§ INSTRUCTIONS TO FOLLOW: Express the material below as a JSON list of strings, with one string per line and blank lines omitted.

______________________________

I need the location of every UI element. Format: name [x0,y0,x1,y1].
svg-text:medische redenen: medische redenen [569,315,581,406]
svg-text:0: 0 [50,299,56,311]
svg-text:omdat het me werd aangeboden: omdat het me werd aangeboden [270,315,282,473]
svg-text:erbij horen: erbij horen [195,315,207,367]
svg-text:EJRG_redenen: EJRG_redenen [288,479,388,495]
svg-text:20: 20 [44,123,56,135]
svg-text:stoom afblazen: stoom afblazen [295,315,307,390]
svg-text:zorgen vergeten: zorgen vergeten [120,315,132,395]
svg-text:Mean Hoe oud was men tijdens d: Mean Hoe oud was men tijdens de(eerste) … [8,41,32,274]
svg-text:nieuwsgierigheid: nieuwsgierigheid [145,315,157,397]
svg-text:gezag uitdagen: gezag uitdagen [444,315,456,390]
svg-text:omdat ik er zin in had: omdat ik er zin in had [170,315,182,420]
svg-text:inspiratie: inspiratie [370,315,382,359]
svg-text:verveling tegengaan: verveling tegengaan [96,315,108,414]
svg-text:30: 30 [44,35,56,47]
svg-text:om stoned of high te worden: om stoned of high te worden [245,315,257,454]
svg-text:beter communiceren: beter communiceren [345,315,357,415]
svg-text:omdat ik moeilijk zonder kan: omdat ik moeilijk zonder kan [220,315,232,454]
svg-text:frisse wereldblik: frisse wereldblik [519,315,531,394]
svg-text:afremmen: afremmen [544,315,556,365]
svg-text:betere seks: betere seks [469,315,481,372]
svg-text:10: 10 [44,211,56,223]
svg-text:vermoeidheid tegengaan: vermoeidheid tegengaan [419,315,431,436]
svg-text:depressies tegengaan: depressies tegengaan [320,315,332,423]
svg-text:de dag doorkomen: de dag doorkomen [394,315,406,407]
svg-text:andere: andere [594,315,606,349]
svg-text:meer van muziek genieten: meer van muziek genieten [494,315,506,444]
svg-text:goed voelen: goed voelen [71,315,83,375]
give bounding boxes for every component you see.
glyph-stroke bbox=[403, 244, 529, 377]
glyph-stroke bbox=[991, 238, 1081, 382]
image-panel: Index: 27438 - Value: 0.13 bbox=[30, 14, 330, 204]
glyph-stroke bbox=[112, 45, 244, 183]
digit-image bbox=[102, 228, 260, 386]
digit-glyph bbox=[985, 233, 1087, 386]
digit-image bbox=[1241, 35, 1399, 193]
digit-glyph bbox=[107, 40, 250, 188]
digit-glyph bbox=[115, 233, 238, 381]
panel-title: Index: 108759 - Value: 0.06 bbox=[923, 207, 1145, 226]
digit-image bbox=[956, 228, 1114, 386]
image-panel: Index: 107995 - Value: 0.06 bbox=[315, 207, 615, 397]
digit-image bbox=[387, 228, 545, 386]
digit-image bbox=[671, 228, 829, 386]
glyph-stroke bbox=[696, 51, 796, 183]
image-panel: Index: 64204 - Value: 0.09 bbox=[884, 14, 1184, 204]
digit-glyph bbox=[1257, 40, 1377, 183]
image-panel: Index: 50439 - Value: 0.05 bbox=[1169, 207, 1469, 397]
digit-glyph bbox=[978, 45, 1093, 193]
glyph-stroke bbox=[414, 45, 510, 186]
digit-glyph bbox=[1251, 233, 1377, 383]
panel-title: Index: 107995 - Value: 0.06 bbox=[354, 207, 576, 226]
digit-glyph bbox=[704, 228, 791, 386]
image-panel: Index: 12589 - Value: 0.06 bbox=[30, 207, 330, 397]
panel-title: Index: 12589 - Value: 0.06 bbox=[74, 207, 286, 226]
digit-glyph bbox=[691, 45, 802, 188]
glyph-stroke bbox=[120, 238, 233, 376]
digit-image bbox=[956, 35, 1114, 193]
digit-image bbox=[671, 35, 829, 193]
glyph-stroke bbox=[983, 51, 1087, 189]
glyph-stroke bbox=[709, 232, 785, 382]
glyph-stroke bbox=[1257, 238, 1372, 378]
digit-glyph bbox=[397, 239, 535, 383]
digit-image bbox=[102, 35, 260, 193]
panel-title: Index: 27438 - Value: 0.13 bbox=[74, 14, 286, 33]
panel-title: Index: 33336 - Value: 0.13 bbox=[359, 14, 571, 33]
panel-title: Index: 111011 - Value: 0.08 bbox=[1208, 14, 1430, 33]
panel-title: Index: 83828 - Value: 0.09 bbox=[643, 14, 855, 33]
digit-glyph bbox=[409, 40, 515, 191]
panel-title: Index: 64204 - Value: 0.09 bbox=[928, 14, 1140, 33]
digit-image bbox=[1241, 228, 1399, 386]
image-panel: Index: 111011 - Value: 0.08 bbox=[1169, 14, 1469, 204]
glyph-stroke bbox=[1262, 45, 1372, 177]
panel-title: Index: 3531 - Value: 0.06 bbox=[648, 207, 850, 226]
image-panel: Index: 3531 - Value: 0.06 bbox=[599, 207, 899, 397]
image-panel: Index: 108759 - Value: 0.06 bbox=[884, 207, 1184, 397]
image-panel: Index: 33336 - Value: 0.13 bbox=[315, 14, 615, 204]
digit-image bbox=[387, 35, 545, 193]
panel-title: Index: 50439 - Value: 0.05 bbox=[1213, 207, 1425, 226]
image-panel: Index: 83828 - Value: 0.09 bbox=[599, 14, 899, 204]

______________________________

§ WRITTEN RESPONSE:
[
  "I need the location of every UI element. Format: name [x0,y0,x1,y1].",
  "svg-text:medische redenen: medische redenen [569,315,581,406]",
  "svg-text:0: 0 [50,299,56,311]",
  "svg-text:omdat het me werd aangeboden: omdat het me werd aangeboden [270,315,282,473]",
  "svg-text:erbij horen: erbij horen [195,315,207,367]",
  "svg-text:EJRG_redenen: EJRG_redenen [288,479,388,495]",
  "svg-text:20: 20 [44,123,56,135]",
  "svg-text:stoom afblazen: stoom afblazen [295,315,307,390]",
  "svg-text:zorgen vergeten: zorgen vergeten [120,315,132,395]",
  "svg-text:Mean Hoe oud was men tijdens d: Mean Hoe oud was men tijdens de(eerste) … [8,41,32,274]",
  "svg-text:nieuwsgierigheid: nieuwsgierigheid [145,315,157,397]",
  "svg-text:gezag uitdagen: gezag uitdagen [444,315,456,390]",
  "svg-text:omdat ik er zin in had: omdat ik er zin in had [170,315,182,420]",
  "svg-text:inspiratie: inspiratie [370,315,382,359]",
  "svg-text:verveling tegengaan: verveling tegengaan [96,315,108,414]",
  "svg-text:30: 30 [44,35,56,47]",
  "svg-text:om stoned of high te worden: om stoned of high te worden [245,315,257,454]",
  "svg-text:beter communiceren: beter communiceren [345,315,357,415]",
  "svg-text:omdat ik moeilijk zonder kan: omdat ik moeilijk zonder kan [220,315,232,454]",
  "svg-text:frisse wereldblik: frisse wereldblik [519,315,531,394]",
  "svg-text:afremmen: afremmen [544,315,556,365]",
  "svg-text:betere seks: betere seks [469,315,481,372]",
  "svg-text:10: 10 [44,211,56,223]",
  "svg-text:vermoeidheid tegengaan: vermoeidheid tegengaan [419,315,431,436]",
  "svg-text:depressies tegengaan: depressies tegengaan [320,315,332,423]",
  "svg-text:de dag doorkomen: de dag doorkomen [394,315,406,407]",
  "svg-text:andere: andere [594,315,606,349]",
  "svg-text:meer van muziek genieten: meer van muziek genieten [494,315,506,444]",
  "svg-text:goed voelen: goed voelen [71,315,83,375]",
  "give bounding boxes for every component you see.",
  "glyph-stroke bbox=[403, 244, 529, 377]",
  "glyph-stroke bbox=[991, 238, 1081, 382]",
  "image-panel: Index: 27438 - Value: 0.13 bbox=[30, 14, 330, 204]",
  "glyph-stroke bbox=[112, 45, 244, 183]",
  "digit-image bbox=[102, 228, 260, 386]",
  "digit-glyph bbox=[985, 233, 1087, 386]",
  "digit-image bbox=[1241, 35, 1399, 193]",
  "digit-glyph bbox=[107, 40, 250, 188]",
  "digit-glyph bbox=[115, 233, 238, 381]",
  "panel-title: Index: 108759 - Value: 0.06 bbox=[923, 207, 1145, 226]",
  "digit-image bbox=[956, 228, 1114, 386]",
  "image-panel: Index: 107995 - Value: 0.06 bbox=[315, 207, 615, 397]",
  "digit-image bbox=[387, 228, 545, 386]",
  "digit-image bbox=[671, 228, 829, 386]",
  "glyph-stroke bbox=[696, 51, 796, 183]",
  "image-panel: Index: 64204 - Value: 0.09 bbox=[884, 14, 1184, 204]",
  "digit-glyph bbox=[1257, 40, 1377, 183]",
  "image-panel: Index: 50439 - Value: 0.05 bbox=[1169, 207, 1469, 397]",
  "digit-glyph bbox=[978, 45, 1093, 193]",
  "glyph-stroke bbox=[414, 45, 510, 186]",
  "digit-glyph bbox=[1251, 233, 1377, 383]",
  "panel-title: Index: 107995 - Value: 0.06 bbox=[354, 207, 576, 226]",
  "digit-glyph bbox=[704, 228, 791, 386]",
  "image-panel: Index: 12589 - Value: 0.06 bbox=[30, 207, 330, 397]",
  "panel-title: Index: 12589 - Value: 0.06 bbox=[74, 207, 286, 226]",
  "digit-glyph bbox=[691, 45, 802, 188]",
  "glyph-stroke bbox=[120, 238, 233, 376]",
  "digit-image bbox=[956, 35, 1114, 193]",
  "digit-image bbox=[671, 35, 829, 193]",
  "glyph-stroke bbox=[983, 51, 1087, 189]",
  "glyph-stroke bbox=[709, 232, 785, 382]",
  "glyph-stroke bbox=[1257, 238, 1372, 378]",
  "digit-glyph bbox=[397, 239, 535, 383]",
  "digit-image bbox=[102, 35, 260, 193]",
  "panel-title: Index: 27438 - Value: 0.13 bbox=[74, 14, 286, 33]",
  "panel-title: Index: 33336 - Value: 0.13 bbox=[359, 14, 571, 33]",
  "panel-title: Index: 111011 - Value: 0.08 bbox=[1208, 14, 1430, 33]",
  "panel-title: Index: 83828 - Value: 0.09 bbox=[643, 14, 855, 33]",
  "digit-glyph bbox=[409, 40, 515, 191]",
  "panel-title: Index: 64204 - Value: 0.09 bbox=[928, 14, 1140, 33]",
  "digit-image bbox=[1241, 228, 1399, 386]",
  "image-panel: Index: 111011 - Value: 0.08 bbox=[1169, 14, 1469, 204]",
  "glyph-stroke bbox=[1262, 45, 1372, 177]",
  "panel-title: Index: 3531 - Value: 0.06 bbox=[648, 207, 850, 226]",
  "image-panel: Index: 3531 - Value: 0.06 bbox=[599, 207, 899, 397]",
  "image-panel: Index: 108759 - Value: 0.06 bbox=[884, 207, 1184, 397]",
  "image-panel: Index: 33336 - Value: 0.13 bbox=[315, 14, 615, 204]",
  "digit-image bbox=[387, 35, 545, 193]",
  "panel-title: Index: 50439 - Value: 0.05 bbox=[1213, 207, 1425, 226]",
  "image-panel: Index: 83828 - Value: 0.09 bbox=[599, 14, 899, 204]"
]